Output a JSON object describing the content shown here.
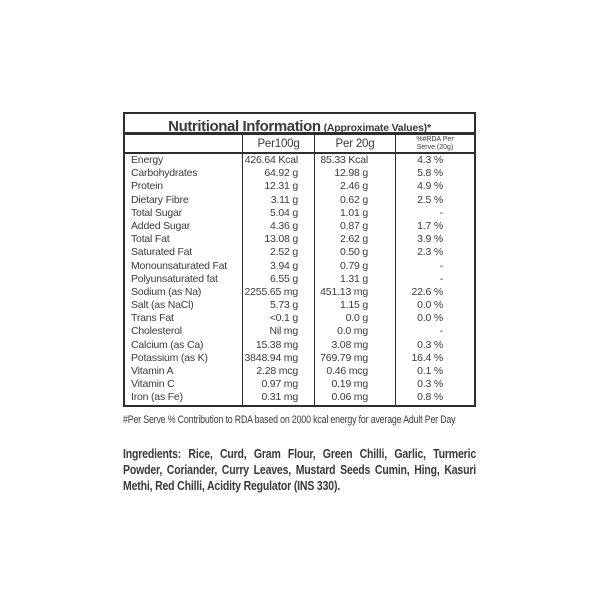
{
  "colors": {
    "text": "#3a3a3a",
    "border": "#2e2e2e",
    "background": "#ffffff"
  },
  "table": {
    "title": "Nutritional Information",
    "title_note": "(Approximate Values)*",
    "columns": {
      "per100g": "Per100g",
      "per20g": "Per 20g",
      "rda_line1": "%#RDA Per",
      "rda_line2": "Serve (20g)"
    },
    "rows": [
      {
        "label": "Energy",
        "per100g": "426.64 Kcal",
        "per20g": "85.33 Kcal",
        "rda": "4.3 %"
      },
      {
        "label": "Carbohydrates",
        "per100g": "64.92 g",
        "per20g": "12.98 g",
        "rda": "5.8 %"
      },
      {
        "label": "Protein",
        "per100g": "12.31 g",
        "per20g": "2.46 g",
        "rda": "4.9 %"
      },
      {
        "label": "Dietary Fibre",
        "per100g": "3.11 g",
        "per20g": "0.62 g",
        "rda": "2.5 %"
      },
      {
        "label": "Total Sugar",
        "per100g": "5.04 g",
        "per20g": "1.01 g",
        "rda": "-"
      },
      {
        "label": "Added Sugar",
        "per100g": "4.36 g",
        "per20g": "0.87 g",
        "rda": "1.7 %"
      },
      {
        "label": "Total Fat",
        "per100g": "13.08 g",
        "per20g": "2.62 g",
        "rda": "3.9 %"
      },
      {
        "label": "Saturated Fat",
        "per100g": "2.52 g",
        "per20g": "0.50 g",
        "rda": "2.3 %"
      },
      {
        "label": "Monounsaturated Fat",
        "per100g": "3.94 g",
        "per20g": "0.79 g",
        "rda": "-"
      },
      {
        "label": "Polyunsaturated fat",
        "per100g": "6.55 g",
        "per20g": "1.31 g",
        "rda": "-"
      },
      {
        "label": "Sodium (as Na)",
        "per100g": "2255.65 mg",
        "per20g": "451.13 mg",
        "rda": "22.6 %"
      },
      {
        "label": "Salt (as NaCl)",
        "per100g": "5.73 g",
        "per20g": "1.15 g",
        "rda": "0.0 %"
      },
      {
        "label": "Trans Fat",
        "per100g": "<0.1 g",
        "per20g": "0.0 g",
        "rda": "0.0 %"
      },
      {
        "label": "Cholesterol",
        "per100g": "Nil mg",
        "per20g": "0.0 mg",
        "rda": "-"
      },
      {
        "label": "Calcium (as Ca)",
        "per100g": "15.38 mg",
        "per20g": "3.08 mg",
        "rda": "0.3 %"
      },
      {
        "label": "Potassium (as K)",
        "per100g": "3848.94 mg",
        "per20g": "769.79 mg",
        "rda": "16.4 %"
      },
      {
        "label": "Vitamin A",
        "per100g": "2.28 mcg",
        "per20g": "0.46 mcg",
        "rda": "0.1 %"
      },
      {
        "label": "Vitamin C",
        "per100g": "0.97 mg",
        "per20g": "0.19 mg",
        "rda": "0.3 %"
      },
      {
        "label": "Iron (as Fe)",
        "per100g": "0.31 mg",
        "per20g": "0.06 mg",
        "rda": "0.8 %"
      }
    ]
  },
  "footnote": "#Per Serve % Contribution to RDA based on 2000 kcal energy for average Adult Per Day",
  "ingredients": {
    "label": "Ingredients:",
    "text": " Rice, Curd, Gram Flour, Green Chilli, Garlic, Turmeric Powder, Coriander, Curry Leaves, Mustard Seeds Cumin, Hing, Kasuri Methi, Red Chilli, Acidity Regulator (INS 330)."
  }
}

-------

• [REQUIRED ACTION]: Each line in the data that holds the word "Sugar" must be copied.

• [EXERCISE RESPONSE]:
        "label": "Total Sugar",
        "label": "Added Sugar",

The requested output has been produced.